Extracted data entries:
---
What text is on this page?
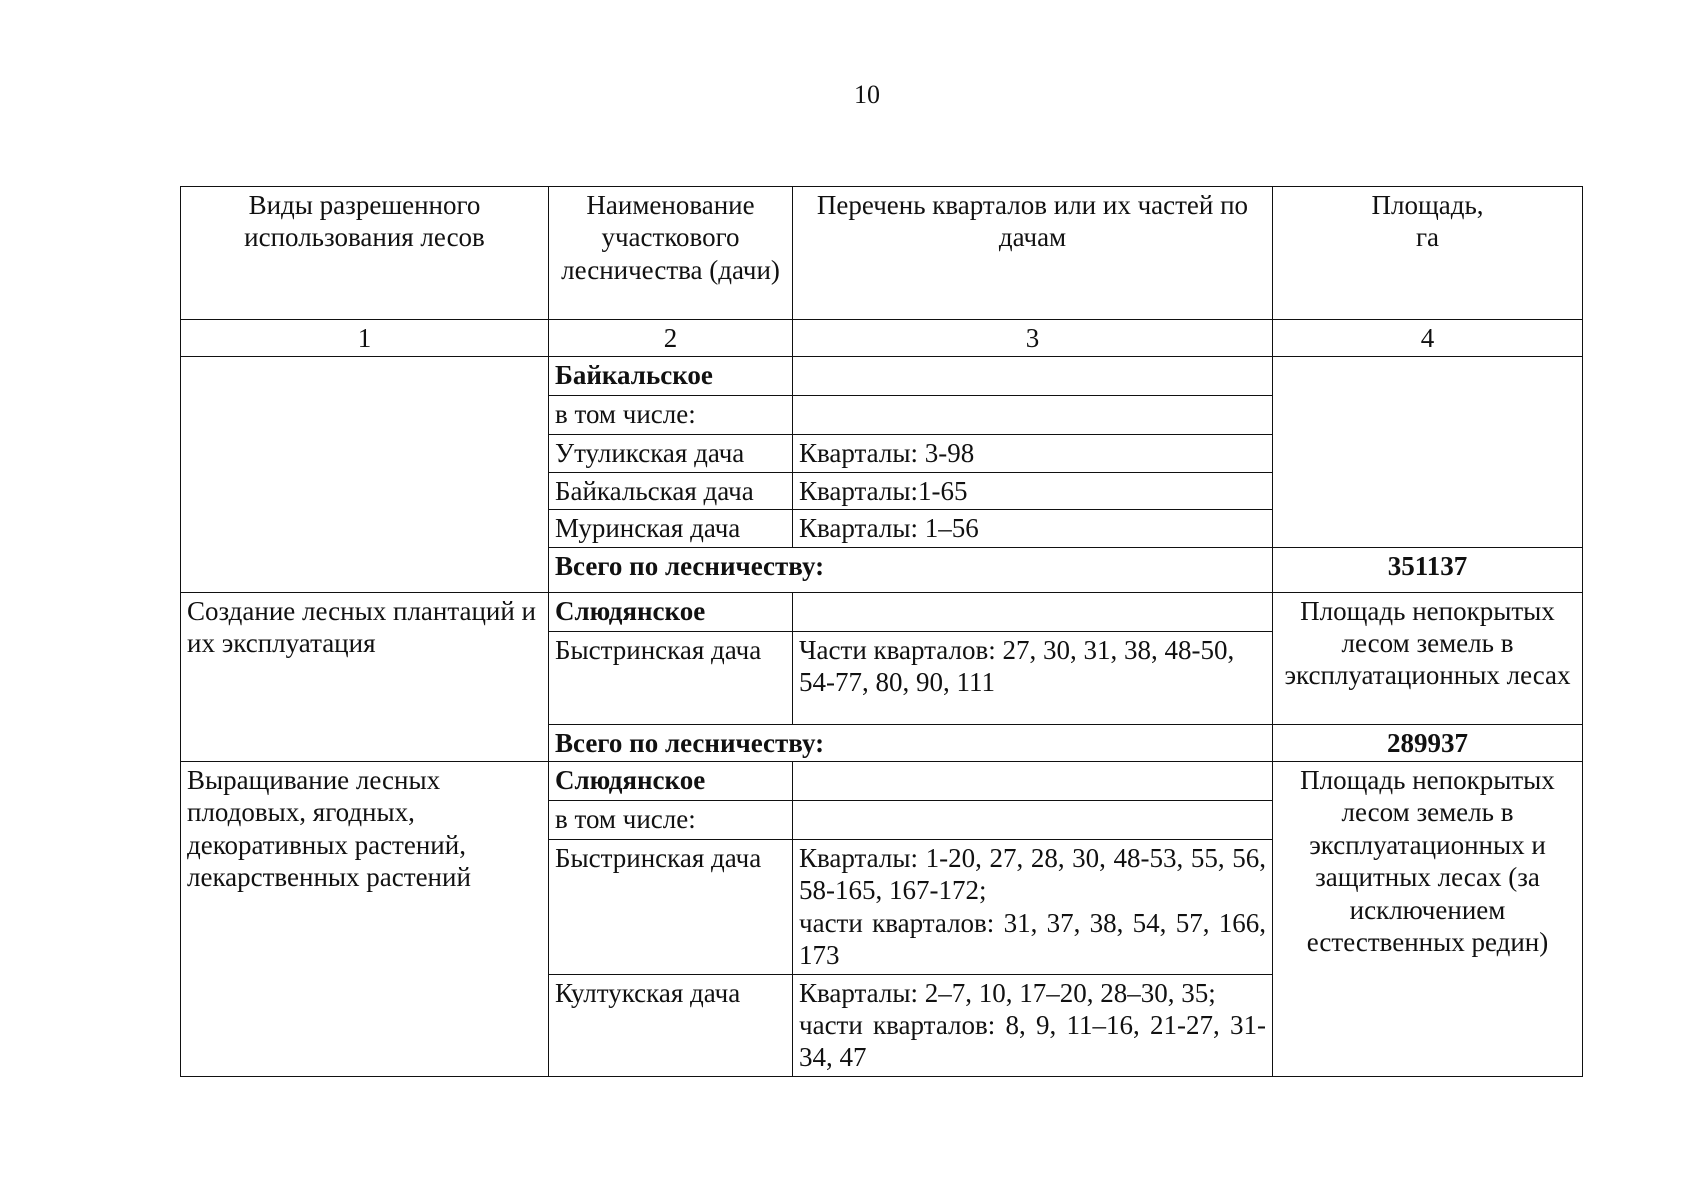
10
Виды разрешенного использования лесов	Наименование участкового лесничества (дачи)	Перечень кварталов или их частей по дачам	Площадь,
га
1	2	3	4
	Байкальское		
	в том числе:		
	Утуликская дача	Кварталы: 3-98	
	Байкальская дача	Кварталы:1-65	
	Муринская дача	Кварталы: 1–56	
	Всего по лесничеству:		351137
Создание лесных плантаций и их эксплуатация	Слюдянское		Площадь непокрытых лесом земель в эксплуатационных лесах
	Быстринская дача	Части кварталов: 27, 30, 31, 38, 48-50, 54-77, 80, 90, 111	
	Всего по лесничеству:		289937
Выращивание лесных плодовых, ягодных, декоративных растений, лекарственных растений	Слюдянское		Площадь непокрытых лесом земель в эксплуатационных и защитных лесах (за исключением естественных редин)
	в том числе:		
	Быстринская дача	Кварталы: 1-20, 27, 28, 30, 48-53, 55, 56, 58-165, 167-172;
части кварталов: 31, 37, 38, 54, 57, 166, 173	

	Култукская дача	Кварталы: 2–7, 10, 17–20, 28–30, 35;
части кварталов: 8, 9, 11–16, 21-27, 31-34, 47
---
■ **Work to do**
Leave the pictures out, and transcribe each of the records exactly.

■ **Response to this task**
What text is on this page?
10
Виды разрешенного использования лесов	Наименование участкового лесничества (дачи)	Перечень кварталов или их частей по дачам	Площадь,
га
1	2	3	4
	Байкальское		
	в том числе:		
	Утуликская дача	Кварталы: 3-98	
	Байкальская дача	Кварталы:1-65	
	Муринская дача	Кварталы: 1–56	
	Всего по лесничеству:		351137
Создание лесных плантаций и их эксплуатация	Слюдянское		Площадь непокрытых лесом земель в эксплуатационных лесах
	Быстринская дача	Части кварталов: 27, 30, 31, 38, 48-50, 54-77, 80, 90, 111	
	Всего по лесничеству:		289937
Выращивание лесных плодовых, ягодных, декоративных растений, лекарственных растений	Слюдянское		Площадь непокрытых лесом земель в эксплуатационных и защитных лесах (за исключением естественных редин)
	в том числе:		
	Быстринская дача	Кварталы: 1-20, 27, 28, 30, 48-53, 55, 56, 58-165, 167-172;
части кварталов: 31, 37, 38, 54, 57, 166, 173	

	Култукская дача	Кварталы: 2–7, 10, 17–20, 28–30, 35;
части кварталов: 8, 9, 11–16, 21-27, 31-34, 47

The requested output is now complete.